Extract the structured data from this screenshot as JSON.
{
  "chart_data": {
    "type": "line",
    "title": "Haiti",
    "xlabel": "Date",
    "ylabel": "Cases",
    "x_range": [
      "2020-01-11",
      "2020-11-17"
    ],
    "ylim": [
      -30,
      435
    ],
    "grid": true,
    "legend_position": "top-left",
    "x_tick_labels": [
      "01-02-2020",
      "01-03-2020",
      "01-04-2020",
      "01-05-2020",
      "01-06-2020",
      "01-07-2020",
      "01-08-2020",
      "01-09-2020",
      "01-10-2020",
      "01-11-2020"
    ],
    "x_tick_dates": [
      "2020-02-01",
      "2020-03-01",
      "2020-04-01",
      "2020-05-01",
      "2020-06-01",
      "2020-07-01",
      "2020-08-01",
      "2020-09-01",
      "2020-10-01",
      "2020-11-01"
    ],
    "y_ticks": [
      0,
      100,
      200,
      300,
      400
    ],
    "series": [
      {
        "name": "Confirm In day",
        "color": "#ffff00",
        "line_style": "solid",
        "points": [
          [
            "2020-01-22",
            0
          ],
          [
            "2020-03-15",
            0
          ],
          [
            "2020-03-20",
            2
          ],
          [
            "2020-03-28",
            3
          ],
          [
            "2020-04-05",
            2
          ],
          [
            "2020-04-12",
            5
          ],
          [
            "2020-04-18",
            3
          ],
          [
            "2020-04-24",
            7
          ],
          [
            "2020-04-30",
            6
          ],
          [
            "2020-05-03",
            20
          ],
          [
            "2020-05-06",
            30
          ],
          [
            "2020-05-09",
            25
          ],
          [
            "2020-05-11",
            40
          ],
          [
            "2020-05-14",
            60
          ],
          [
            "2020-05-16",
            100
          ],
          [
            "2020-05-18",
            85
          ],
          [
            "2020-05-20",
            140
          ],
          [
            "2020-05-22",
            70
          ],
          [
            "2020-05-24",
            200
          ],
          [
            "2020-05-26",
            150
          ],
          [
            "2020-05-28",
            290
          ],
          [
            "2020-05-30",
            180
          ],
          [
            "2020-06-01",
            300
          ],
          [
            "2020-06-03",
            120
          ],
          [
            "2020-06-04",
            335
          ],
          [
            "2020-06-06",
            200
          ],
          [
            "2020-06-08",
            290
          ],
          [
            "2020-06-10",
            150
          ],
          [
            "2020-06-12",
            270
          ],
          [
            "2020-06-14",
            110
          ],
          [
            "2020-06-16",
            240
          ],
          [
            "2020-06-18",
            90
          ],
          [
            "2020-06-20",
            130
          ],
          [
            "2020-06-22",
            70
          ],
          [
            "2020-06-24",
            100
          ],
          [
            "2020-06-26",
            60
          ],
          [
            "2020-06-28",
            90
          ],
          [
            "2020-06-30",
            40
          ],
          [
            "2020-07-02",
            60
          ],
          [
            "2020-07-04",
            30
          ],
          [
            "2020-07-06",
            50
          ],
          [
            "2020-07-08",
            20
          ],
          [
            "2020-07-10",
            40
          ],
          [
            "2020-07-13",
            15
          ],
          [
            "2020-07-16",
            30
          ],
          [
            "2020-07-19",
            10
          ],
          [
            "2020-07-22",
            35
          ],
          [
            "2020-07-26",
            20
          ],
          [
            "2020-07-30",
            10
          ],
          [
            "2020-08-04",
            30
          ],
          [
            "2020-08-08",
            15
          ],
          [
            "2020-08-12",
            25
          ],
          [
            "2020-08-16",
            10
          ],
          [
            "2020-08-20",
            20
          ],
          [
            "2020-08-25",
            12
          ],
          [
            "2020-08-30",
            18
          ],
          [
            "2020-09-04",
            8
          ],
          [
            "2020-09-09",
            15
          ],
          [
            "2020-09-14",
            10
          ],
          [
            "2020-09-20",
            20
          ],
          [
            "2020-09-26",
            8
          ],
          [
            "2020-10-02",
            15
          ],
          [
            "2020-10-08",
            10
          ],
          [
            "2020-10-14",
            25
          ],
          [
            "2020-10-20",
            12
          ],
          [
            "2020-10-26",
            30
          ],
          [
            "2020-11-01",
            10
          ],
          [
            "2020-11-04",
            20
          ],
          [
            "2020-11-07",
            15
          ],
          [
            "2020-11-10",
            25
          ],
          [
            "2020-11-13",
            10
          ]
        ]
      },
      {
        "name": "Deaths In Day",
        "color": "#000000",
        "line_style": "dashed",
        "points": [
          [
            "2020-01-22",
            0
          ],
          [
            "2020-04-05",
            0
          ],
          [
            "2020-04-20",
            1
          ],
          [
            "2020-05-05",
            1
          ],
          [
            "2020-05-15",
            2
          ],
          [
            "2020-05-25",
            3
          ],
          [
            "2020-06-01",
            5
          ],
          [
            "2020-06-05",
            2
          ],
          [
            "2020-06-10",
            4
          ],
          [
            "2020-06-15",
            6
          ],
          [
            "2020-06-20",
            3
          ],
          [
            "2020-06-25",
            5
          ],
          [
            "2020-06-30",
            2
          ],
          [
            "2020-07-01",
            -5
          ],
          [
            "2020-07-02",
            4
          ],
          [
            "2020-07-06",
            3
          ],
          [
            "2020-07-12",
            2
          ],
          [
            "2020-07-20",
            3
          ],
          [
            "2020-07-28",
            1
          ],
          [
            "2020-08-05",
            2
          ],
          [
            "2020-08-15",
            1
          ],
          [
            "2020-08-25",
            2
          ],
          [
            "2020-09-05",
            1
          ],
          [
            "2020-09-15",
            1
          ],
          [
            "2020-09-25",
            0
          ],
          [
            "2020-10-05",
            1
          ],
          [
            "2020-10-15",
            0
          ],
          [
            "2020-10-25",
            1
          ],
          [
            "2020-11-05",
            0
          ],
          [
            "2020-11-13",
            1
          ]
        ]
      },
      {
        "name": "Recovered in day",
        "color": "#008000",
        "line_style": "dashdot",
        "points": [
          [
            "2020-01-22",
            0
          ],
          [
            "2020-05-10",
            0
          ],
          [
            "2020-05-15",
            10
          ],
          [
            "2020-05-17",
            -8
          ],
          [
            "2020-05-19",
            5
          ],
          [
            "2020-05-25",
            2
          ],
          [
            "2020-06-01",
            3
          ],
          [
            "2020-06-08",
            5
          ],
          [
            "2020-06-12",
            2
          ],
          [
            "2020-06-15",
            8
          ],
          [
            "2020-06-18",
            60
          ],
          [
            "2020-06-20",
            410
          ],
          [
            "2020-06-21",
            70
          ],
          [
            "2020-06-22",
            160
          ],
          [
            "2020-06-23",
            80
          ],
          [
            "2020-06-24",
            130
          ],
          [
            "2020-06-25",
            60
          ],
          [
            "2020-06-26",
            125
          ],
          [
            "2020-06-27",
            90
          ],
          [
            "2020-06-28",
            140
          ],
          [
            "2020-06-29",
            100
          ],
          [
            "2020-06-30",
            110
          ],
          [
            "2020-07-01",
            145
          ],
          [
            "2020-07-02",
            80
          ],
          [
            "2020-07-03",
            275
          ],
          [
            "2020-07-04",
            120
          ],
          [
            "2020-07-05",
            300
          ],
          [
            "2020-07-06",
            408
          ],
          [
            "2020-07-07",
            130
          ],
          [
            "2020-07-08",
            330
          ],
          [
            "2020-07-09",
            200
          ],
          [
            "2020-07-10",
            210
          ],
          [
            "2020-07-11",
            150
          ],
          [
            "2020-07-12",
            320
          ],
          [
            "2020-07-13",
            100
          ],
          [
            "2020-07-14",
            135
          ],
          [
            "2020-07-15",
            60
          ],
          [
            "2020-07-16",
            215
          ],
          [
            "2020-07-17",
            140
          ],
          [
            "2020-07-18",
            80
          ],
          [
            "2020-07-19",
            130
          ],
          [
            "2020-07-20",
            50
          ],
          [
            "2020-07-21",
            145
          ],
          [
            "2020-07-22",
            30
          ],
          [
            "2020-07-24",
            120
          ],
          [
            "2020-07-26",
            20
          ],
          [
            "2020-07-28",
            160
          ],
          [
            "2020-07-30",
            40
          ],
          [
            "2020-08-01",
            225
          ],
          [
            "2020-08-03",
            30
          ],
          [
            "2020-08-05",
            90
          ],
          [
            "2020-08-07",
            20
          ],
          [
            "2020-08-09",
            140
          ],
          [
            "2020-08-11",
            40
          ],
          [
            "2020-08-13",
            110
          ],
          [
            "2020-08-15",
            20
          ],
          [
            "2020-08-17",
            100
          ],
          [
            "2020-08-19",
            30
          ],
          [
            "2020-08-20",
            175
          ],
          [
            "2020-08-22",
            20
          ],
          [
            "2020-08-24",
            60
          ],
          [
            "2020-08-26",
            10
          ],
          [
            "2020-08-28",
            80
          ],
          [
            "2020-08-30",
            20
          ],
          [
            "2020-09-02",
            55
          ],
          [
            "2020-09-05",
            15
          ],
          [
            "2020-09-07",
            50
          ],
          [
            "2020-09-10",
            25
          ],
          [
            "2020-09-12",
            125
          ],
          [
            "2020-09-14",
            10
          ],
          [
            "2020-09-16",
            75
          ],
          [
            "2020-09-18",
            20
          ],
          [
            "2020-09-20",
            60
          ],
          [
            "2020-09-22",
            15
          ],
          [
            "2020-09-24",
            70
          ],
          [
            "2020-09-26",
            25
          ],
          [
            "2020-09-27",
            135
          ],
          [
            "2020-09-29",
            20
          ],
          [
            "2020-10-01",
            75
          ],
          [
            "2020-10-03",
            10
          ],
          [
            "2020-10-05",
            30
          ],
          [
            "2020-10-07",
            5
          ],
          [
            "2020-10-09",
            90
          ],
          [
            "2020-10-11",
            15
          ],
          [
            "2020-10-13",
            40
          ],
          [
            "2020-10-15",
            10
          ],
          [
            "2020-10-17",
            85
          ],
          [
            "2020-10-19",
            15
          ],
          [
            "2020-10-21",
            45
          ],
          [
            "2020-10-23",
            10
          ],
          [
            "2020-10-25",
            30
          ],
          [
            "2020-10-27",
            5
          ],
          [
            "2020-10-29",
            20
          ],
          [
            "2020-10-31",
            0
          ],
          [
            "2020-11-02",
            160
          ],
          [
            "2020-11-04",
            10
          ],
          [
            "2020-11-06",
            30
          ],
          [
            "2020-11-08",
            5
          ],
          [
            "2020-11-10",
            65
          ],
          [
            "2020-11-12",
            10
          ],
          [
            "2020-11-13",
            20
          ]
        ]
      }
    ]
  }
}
◇ ◇ ◇ ◇
Identify each line of the material where the word "color" shows up, and copy it.

> _Finished exercise_
        "color": "#ffff00",
        "color": "#000000",
        "color": "#008000",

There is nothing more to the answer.